REQUIREMENT -
Using the data beneath, show every line that includes the word "Different".
#### WORKING DATA ####
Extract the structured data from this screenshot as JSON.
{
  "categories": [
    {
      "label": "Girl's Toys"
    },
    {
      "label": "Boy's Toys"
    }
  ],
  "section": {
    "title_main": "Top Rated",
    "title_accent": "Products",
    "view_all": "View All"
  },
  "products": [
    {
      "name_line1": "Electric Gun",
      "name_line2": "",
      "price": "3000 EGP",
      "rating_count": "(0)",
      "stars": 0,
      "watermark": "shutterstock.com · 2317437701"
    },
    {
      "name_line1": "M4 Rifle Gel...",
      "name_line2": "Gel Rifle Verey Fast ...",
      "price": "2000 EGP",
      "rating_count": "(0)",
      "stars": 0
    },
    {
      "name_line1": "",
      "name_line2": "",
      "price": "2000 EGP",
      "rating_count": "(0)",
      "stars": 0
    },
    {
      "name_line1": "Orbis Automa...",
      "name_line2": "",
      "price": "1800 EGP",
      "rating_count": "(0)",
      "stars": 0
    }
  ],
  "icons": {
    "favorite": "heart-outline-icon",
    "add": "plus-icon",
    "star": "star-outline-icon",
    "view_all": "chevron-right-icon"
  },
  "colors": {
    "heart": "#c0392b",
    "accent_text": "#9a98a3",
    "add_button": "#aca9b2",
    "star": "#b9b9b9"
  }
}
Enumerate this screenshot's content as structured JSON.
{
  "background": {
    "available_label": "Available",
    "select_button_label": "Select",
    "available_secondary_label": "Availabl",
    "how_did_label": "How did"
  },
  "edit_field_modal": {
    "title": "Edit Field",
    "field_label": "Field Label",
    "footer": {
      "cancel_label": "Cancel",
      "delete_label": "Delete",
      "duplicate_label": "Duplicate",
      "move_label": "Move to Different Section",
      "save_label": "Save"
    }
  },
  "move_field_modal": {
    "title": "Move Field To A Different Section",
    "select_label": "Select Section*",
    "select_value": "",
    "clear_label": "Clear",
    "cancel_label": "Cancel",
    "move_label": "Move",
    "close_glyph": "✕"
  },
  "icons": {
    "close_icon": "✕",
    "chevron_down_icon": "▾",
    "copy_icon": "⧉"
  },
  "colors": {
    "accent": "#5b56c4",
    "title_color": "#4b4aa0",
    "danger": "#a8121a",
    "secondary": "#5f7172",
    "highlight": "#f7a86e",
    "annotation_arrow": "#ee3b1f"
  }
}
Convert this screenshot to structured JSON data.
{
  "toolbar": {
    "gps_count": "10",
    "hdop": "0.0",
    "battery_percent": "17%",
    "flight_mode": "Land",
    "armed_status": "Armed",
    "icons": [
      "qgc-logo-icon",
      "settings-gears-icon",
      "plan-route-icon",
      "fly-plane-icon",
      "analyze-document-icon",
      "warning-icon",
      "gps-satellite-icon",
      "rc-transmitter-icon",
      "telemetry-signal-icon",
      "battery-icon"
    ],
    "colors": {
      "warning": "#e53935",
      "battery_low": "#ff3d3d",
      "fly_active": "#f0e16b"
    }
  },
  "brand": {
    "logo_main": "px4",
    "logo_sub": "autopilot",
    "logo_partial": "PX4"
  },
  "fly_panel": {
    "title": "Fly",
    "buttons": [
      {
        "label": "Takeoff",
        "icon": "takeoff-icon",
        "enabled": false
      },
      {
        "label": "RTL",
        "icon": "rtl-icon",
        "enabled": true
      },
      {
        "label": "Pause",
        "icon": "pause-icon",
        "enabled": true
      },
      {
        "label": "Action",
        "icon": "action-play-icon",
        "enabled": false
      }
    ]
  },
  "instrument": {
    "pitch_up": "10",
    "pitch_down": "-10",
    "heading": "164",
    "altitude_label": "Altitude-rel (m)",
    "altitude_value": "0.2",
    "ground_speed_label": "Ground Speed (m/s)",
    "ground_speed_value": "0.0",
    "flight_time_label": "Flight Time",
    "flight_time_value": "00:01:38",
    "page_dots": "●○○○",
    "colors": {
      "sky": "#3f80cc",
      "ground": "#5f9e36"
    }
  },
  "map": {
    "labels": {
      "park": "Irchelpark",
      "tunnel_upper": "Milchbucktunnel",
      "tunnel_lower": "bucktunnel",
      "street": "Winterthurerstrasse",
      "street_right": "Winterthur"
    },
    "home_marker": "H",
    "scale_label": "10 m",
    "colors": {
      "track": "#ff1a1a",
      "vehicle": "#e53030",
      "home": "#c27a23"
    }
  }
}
####
FULL OUTPUT -
      "move_label": "Move to Different Section",
    "title": "Move Field To A Different Section",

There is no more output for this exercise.